◆ What you need to do: Find the lines of data that contain the string "oats", then list them.

◆ Supplied data:

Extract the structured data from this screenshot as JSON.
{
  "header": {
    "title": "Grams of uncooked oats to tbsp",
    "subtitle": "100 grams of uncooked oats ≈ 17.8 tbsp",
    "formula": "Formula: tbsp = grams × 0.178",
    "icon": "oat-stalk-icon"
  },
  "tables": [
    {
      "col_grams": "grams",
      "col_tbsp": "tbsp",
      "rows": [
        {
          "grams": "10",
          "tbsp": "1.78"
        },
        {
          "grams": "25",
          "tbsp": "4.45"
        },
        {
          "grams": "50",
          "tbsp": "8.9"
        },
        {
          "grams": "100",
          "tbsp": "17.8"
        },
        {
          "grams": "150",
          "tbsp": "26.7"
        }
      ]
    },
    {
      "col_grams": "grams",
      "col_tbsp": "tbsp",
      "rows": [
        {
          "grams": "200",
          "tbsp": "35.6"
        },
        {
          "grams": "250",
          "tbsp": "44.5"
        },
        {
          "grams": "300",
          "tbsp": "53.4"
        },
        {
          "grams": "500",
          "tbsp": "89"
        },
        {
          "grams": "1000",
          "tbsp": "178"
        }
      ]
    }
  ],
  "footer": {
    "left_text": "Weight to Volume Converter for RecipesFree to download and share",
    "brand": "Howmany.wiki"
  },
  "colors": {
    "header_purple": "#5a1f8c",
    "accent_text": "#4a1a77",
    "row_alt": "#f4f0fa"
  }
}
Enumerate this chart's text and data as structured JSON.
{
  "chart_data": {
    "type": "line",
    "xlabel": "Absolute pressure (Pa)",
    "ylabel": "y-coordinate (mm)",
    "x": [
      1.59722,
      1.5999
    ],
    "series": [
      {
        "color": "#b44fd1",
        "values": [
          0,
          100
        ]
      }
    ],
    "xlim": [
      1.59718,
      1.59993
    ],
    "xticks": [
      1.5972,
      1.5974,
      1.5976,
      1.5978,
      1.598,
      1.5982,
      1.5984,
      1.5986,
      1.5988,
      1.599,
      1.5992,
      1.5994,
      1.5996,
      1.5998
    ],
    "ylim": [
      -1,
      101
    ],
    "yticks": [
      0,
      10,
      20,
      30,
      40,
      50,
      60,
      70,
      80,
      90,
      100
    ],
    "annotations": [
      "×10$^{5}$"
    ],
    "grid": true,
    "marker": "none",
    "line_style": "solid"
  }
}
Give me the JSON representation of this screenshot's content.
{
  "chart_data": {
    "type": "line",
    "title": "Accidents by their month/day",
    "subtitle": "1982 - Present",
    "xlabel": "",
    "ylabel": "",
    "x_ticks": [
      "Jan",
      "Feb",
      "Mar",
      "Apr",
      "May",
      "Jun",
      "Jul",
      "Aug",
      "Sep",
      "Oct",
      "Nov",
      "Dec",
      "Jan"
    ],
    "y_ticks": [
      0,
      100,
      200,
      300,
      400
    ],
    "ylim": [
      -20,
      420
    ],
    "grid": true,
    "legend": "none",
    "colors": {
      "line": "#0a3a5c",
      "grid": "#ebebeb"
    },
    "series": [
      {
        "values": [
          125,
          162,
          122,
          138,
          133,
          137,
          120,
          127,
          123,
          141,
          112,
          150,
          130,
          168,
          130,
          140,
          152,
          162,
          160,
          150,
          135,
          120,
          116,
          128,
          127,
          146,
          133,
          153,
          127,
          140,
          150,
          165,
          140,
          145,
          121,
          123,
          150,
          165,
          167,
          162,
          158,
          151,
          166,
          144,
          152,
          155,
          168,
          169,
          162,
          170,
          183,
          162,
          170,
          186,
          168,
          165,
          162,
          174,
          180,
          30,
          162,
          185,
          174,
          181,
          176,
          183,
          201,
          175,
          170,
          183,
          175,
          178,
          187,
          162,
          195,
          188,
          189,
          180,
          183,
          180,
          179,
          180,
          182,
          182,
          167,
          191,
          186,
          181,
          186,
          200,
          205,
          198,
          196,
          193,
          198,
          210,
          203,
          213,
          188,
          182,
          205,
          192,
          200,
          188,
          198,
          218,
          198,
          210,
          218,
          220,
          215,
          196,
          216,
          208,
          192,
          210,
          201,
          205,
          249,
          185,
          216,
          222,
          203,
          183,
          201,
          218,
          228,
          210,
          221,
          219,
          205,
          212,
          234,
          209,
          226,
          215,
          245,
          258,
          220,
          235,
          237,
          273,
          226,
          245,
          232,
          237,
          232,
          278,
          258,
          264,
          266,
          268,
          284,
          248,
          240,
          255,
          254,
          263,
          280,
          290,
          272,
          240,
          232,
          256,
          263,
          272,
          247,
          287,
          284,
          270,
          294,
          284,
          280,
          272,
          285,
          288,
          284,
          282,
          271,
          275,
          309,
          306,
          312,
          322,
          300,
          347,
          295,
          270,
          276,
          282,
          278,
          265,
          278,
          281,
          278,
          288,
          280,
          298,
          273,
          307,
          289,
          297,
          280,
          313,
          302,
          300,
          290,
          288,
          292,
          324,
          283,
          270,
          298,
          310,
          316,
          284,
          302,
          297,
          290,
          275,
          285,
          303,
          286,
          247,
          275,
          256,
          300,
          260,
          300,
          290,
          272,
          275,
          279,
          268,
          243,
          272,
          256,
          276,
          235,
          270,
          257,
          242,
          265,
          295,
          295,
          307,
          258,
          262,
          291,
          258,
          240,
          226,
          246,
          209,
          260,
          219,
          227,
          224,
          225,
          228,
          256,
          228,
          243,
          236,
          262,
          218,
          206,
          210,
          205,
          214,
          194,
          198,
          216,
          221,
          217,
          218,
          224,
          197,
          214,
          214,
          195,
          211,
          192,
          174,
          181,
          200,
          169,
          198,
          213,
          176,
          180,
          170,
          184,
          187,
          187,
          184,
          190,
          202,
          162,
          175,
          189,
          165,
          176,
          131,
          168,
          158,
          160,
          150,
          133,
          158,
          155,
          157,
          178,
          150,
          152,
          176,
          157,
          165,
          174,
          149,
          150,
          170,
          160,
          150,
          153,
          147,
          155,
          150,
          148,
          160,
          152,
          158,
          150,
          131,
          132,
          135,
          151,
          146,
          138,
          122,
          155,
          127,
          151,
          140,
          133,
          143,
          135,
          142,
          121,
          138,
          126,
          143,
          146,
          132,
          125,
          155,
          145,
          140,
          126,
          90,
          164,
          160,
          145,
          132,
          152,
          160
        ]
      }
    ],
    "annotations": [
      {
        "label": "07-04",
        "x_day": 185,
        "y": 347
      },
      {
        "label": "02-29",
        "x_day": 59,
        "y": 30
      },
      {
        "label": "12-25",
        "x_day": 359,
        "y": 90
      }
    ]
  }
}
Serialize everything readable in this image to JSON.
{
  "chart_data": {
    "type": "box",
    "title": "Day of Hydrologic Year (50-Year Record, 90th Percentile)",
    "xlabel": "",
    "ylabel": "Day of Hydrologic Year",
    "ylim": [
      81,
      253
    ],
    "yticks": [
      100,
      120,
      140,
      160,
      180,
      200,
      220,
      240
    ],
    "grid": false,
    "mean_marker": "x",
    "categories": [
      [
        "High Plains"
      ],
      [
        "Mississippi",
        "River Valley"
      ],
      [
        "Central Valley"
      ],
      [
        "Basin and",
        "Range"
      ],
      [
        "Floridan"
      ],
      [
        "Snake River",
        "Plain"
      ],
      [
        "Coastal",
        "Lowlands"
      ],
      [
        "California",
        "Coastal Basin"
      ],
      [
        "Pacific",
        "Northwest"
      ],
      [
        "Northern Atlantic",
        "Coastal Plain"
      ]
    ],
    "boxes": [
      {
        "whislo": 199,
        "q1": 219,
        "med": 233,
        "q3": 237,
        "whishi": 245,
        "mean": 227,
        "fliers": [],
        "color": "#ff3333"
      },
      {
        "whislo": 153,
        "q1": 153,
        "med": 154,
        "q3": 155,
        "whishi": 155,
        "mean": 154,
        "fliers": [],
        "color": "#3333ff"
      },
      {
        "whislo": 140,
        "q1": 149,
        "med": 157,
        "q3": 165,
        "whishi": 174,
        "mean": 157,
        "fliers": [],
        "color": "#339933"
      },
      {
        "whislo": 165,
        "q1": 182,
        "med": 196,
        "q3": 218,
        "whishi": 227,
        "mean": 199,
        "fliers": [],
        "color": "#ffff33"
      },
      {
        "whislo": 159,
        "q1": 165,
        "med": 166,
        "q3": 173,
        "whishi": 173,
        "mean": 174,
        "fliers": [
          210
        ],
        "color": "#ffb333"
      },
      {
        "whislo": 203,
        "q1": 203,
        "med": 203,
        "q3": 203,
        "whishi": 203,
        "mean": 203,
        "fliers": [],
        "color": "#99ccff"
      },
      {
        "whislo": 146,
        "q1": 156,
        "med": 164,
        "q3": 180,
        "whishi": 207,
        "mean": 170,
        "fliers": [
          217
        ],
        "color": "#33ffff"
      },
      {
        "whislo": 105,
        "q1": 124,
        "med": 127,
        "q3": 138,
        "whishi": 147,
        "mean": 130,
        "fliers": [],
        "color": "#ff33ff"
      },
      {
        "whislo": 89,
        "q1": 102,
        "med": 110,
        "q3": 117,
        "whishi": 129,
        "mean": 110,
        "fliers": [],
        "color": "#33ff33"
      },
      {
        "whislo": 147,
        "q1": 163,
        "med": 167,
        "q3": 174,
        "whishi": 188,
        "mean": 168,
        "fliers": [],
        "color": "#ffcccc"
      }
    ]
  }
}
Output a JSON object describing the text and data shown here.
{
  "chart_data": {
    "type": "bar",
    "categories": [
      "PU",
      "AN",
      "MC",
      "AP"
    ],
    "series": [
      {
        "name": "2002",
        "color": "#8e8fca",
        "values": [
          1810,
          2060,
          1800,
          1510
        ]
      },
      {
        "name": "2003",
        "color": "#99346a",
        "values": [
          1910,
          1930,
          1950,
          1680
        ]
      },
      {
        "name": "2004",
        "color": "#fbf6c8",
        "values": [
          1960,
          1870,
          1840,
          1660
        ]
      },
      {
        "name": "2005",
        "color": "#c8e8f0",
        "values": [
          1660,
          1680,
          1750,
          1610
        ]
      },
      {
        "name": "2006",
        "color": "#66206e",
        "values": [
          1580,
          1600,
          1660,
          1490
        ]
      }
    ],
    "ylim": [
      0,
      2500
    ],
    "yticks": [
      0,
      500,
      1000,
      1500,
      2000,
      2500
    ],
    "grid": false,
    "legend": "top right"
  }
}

◆ Solution to the problem:
    "title": "Grams of uncooked oats to tbsp",
    "subtitle": "100 grams of uncooked oats ≈ 17.8 tbsp",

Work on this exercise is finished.